What to produce: Reproduce all of the data exactly.

+++ Data shown +++

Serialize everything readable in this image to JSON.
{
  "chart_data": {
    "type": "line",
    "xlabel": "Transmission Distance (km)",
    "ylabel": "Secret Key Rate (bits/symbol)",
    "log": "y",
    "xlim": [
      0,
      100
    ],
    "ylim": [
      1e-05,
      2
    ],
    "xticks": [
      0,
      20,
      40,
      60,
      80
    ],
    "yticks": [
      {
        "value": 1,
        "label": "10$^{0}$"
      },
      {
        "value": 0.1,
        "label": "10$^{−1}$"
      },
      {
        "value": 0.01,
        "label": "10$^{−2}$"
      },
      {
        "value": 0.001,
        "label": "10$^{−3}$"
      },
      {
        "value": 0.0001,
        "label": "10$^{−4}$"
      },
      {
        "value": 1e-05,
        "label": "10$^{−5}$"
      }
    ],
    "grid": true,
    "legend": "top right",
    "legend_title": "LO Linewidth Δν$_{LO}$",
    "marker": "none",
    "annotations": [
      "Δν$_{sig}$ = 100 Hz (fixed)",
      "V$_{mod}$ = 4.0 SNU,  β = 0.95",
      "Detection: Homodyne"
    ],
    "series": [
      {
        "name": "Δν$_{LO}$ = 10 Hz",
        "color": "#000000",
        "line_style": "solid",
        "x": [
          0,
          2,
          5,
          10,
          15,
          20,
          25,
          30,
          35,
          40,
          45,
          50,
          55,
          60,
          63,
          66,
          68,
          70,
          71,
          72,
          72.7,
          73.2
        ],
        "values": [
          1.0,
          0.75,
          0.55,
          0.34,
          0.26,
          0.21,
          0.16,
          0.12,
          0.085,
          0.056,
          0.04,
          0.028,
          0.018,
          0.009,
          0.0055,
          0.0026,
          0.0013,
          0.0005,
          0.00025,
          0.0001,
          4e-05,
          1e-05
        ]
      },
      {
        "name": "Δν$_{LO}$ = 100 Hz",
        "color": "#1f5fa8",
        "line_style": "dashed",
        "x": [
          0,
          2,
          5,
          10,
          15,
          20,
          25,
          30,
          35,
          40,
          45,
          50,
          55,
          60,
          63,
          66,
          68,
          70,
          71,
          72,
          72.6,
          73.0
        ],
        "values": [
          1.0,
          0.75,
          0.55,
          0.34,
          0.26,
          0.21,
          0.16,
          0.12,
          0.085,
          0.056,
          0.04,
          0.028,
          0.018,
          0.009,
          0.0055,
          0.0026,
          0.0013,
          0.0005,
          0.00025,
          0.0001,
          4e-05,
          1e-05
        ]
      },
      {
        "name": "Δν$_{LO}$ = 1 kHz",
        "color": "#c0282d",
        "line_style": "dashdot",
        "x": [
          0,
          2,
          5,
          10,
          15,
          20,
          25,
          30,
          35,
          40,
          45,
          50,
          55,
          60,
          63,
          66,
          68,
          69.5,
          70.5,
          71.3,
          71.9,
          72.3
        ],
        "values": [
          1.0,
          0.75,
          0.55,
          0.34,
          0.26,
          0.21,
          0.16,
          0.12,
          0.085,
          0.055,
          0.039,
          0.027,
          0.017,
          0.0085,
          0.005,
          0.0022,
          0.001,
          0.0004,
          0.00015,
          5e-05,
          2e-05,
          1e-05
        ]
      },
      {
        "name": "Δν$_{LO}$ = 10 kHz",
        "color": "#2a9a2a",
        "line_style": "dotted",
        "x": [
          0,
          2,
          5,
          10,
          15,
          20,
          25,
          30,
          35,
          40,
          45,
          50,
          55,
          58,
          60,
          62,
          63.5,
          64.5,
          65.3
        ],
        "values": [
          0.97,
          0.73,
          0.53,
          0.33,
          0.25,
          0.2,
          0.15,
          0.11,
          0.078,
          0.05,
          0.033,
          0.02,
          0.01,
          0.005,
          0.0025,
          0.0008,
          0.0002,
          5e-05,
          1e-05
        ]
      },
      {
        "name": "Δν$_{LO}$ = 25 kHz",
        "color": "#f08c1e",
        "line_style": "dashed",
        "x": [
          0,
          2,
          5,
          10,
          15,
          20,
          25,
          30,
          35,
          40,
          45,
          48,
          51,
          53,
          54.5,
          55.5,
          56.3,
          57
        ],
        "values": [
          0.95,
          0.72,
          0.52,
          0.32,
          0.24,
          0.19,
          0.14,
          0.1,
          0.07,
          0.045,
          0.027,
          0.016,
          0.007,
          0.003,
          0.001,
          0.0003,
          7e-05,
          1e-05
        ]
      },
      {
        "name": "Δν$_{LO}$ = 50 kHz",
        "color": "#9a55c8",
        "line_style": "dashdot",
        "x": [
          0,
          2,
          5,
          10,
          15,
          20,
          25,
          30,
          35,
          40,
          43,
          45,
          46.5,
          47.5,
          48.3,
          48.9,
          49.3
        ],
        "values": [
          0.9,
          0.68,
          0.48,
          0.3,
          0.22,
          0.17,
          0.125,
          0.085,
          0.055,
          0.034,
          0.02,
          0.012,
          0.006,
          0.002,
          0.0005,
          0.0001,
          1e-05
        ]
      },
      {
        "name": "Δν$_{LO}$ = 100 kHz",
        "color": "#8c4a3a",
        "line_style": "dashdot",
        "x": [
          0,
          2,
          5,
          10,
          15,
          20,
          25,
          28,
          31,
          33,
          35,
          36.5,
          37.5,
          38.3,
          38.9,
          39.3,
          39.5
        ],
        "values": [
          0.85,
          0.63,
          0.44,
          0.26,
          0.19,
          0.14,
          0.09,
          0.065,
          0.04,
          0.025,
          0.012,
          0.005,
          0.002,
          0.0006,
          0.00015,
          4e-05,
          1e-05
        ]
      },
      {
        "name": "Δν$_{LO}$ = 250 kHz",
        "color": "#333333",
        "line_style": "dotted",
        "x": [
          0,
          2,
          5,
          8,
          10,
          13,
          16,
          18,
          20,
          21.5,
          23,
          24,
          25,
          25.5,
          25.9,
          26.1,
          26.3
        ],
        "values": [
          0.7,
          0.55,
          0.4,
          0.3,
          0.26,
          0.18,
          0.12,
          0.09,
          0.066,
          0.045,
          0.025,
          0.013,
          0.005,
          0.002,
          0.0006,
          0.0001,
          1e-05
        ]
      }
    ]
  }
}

+++

Finished exercise:
Serialize everything readable in this image to JSON.
{
  "chart_data": {
    "type": "line",
    "xlabel": "Transmission Distance (km)",
    "ylabel": "Secret Key Rate (bits/symbol)",
    "log": "y",
    "xlim": [
      0,
      100
    ],
    "ylim": [
      1e-05,
      2
    ],
    "xticks": [
      0,
      20,
      40,
      60,
      80
    ],
    "yticks": [
      {
        "value": 1,
        "label": "10$^{0}$"
      },
      {
        "value": 0.1,
        "label": "10$^{−1}$"
      },
      {
        "value": 0.01,
        "label": "10$^{−2}$"
      },
      {
        "value": 0.001,
        "label": "10$^{−3}$"
      },
      {
        "value": 0.0001,
        "label": "10$^{−4}$"
      },
      {
        "value": 1e-05,
        "label": "10$^{−5}$"
      }
    ],
    "grid": true,
    "legend": "top right",
    "legend_title": "LO Linewidth Δν$_{LO}$",
    "marker": "none",
    "annotations": [
      "Δν$_{sig}$ = 100 Hz (fixed)",
      "V$_{mod}$ = 4.0 SNU,  β = 0.95",
      "Detection: Homodyne"
    ],
    "series": [
      {
        "name": "Δν$_{LO}$ = 10 Hz",
        "color": "#000000",
        "line_style": "solid",
        "x": [
          0,
          2,
          5,
          10,
          15,
          20,
          25,
          30,
          35,
          40,
          45,
          50,
          55,
          60,
          63,
          66,
          68,
          70,
          71,
          72,
          72.7,
          73.2
        ],
        "values": [
          1.0,
          0.75,
          0.55,
          0.34,
          0.26,
          0.21,
          0.16,
          0.12,
          0.085,
          0.056,
          0.04,
          0.028,
          0.018,
          0.009,
          0.0055,
          0.0026,
          0.0013,
          0.0005,
          0.00025,
          0.0001,
          4e-05,
          1e-05
        ]
      },
      {
        "name": "Δν$_{LO}$ = 100 Hz",
        "color": "#1f5fa8",
        "line_style": "dashed",
        "x": [
          0,
          2,
          5,
          10,
          15,
          20,
          25,
          30,
          35,
          40,
          45,
          50,
          55,
          60,
          63,
          66,
          68,
          70,
          71,
          72,
          72.6,
          73.0
        ],
        "values": [
          1.0,
          0.75,
          0.55,
          0.34,
          0.26,
          0.21,
          0.16,
          0.12,
          0.085,
          0.056,
          0.04,
          0.028,
          0.018,
          0.009,
          0.0055,
          0.0026,
          0.0013,
          0.0005,
          0.00025,
          0.0001,
          4e-05,
          1e-05
        ]
      },
      {
        "name": "Δν$_{LO}$ = 1 kHz",
        "color": "#c0282d",
        "line_style": "dashdot",
        "x": [
          0,
          2,
          5,
          10,
          15,
          20,
          25,
          30,
          35,
          40,
          45,
          50,
          55,
          60,
          63,
          66,
          68,
          69.5,
          70.5,
          71.3,
          71.9,
          72.3
        ],
        "values": [
          1.0,
          0.75,
          0.55,
          0.34,
          0.26,
          0.21,
          0.16,
          0.12,
          0.085,
          0.055,
          0.039,
          0.027,
          0.017,
          0.0085,
          0.005,
          0.0022,
          0.001,
          0.0004,
          0.00015,
          5e-05,
          2e-05,
          1e-05
        ]
      },
      {
        "name": "Δν$_{LO}$ = 10 kHz",
        "color": "#2a9a2a",
        "line_style": "dotted",
        "x": [
          0,
          2,
          5,
          10,
          15,
          20,
          25,
          30,
          35,
          40,
          45,
          50,
          55,
          58,
          60,
          62,
          63.5,
          64.5,
          65.3
        ],
        "values": [
          0.97,
          0.73,
          0.53,
          0.33,
          0.25,
          0.2,
          0.15,
          0.11,
          0.078,
          0.05,
          0.033,
          0.02,
          0.01,
          0.005,
          0.0025,
          0.0008,
          0.0002,
          5e-05,
          1e-05
        ]
      },
      {
        "name": "Δν$_{LO}$ = 25 kHz",
        "color": "#f08c1e",
        "line_style": "dashed",
        "x": [
          0,
          2,
          5,
          10,
          15,
          20,
          25,
          30,
          35,
          40,
          45,
          48,
          51,
          53,
          54.5,
          55.5,
          56.3,
          57
        ],
        "values": [
          0.95,
          0.72,
          0.52,
          0.32,
          0.24,
          0.19,
          0.14,
          0.1,
          0.07,
          0.045,
          0.027,
          0.016,
          0.007,
          0.003,
          0.001,
          0.0003,
          7e-05,
          1e-05
        ]
      },
      {
        "name": "Δν$_{LO}$ = 50 kHz",
        "color": "#9a55c8",
        "line_style": "dashdot",
        "x": [
          0,
          2,
          5,
          10,
          15,
          20,
          25,
          30,
          35,
          40,
          43,
          45,
          46.5,
          47.5,
          48.3,
          48.9,
          49.3
        ],
        "values": [
          0.9,
          0.68,
          0.48,
          0.3,
          0.22,
          0.17,
          0.125,
          0.085,
          0.055,
          0.034,
          0.02,
          0.012,
          0.006,
          0.002,
          0.0005,
          0.0001,
          1e-05
        ]
      },
      {
        "name": "Δν$_{LO}$ = 100 kHz",
        "color": "#8c4a3a",
        "line_style": "dashdot",
        "x": [
          0,
          2,
          5,
          10,
          15,
          20,
          25,
          28,
          31,
          33,
          35,
          36.5,
          37.5,
          38.3,
          38.9,
          39.3,
          39.5
        ],
        "values": [
          0.85,
          0.63,
          0.44,
          0.26,
          0.19,
          0.14,
          0.09,
          0.065,
          0.04,
          0.025,
          0.012,
          0.005,
          0.002,
          0.0006,
          0.00015,
          4e-05,
          1e-05
        ]
      },
      {
        "name": "Δν$_{LO}$ = 250 kHz",
        "color": "#333333",
        "line_style": "dotted",
        "x": [
          0,
          2,
          5,
          8,
          10,
          13,
          16,
          18,
          20,
          21.5,
          23,
          24,
          25,
          25.5,
          25.9,
          26.1,
          26.3
        ],
        "values": [
          0.7,
          0.55,
          0.4,
          0.3,
          0.26,
          0.18,
          0.12,
          0.09,
          0.066,
          0.045,
          0.025,
          0.013,
          0.005,
          0.002,
          0.0006,
          0.0001,
          1e-05
        ]
      }
    ]
  }
}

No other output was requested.